» SET EXERCISE
How many lines of the records hold the string "name"? Reply with the number alone.

» MATERIAL FOR THE TASK
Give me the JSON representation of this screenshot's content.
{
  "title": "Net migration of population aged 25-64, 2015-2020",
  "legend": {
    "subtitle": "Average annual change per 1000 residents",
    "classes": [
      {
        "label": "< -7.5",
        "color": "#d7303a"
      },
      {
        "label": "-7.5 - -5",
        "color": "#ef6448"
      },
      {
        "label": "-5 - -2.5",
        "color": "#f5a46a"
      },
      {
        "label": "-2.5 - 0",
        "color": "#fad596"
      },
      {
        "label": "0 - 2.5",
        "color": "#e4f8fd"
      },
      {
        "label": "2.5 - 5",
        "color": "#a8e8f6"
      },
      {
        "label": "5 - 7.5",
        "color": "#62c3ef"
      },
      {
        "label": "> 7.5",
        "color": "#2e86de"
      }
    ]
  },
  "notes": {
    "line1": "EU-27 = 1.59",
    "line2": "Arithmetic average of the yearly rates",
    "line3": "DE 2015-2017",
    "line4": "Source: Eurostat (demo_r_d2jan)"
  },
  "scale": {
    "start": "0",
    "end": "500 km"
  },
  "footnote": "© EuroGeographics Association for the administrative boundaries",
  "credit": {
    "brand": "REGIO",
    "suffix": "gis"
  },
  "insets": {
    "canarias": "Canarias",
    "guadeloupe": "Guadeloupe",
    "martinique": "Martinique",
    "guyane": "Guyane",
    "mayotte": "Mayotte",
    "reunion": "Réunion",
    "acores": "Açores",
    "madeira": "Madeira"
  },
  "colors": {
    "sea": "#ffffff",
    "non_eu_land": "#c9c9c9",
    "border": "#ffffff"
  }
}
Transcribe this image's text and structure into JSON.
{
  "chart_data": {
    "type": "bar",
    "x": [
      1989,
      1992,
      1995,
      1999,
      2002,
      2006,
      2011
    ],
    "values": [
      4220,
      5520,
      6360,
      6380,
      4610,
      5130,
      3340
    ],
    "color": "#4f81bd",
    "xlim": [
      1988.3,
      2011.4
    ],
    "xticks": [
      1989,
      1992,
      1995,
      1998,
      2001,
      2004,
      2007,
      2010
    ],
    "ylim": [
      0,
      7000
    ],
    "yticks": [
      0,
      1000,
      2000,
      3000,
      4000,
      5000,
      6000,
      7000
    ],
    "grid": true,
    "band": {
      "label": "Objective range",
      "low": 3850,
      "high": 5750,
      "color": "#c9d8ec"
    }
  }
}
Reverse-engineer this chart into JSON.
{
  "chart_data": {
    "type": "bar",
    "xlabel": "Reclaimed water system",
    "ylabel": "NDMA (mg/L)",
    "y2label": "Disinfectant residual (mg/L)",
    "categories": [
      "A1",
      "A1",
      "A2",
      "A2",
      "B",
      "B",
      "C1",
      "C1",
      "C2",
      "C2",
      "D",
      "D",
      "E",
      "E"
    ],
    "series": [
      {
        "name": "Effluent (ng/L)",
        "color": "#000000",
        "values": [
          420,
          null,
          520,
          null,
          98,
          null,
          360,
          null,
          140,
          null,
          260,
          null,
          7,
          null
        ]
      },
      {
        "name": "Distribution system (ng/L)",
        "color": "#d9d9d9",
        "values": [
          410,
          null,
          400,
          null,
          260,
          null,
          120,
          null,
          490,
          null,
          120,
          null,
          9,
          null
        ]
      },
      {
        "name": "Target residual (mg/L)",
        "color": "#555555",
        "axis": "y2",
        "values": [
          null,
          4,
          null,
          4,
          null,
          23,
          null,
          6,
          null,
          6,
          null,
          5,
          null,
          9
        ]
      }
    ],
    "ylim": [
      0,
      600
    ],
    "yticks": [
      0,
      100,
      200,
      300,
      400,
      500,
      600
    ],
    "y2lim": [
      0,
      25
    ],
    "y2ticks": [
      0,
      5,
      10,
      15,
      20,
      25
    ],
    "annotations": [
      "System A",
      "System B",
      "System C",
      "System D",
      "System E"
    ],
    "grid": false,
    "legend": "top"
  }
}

» ANSWER BELOW
3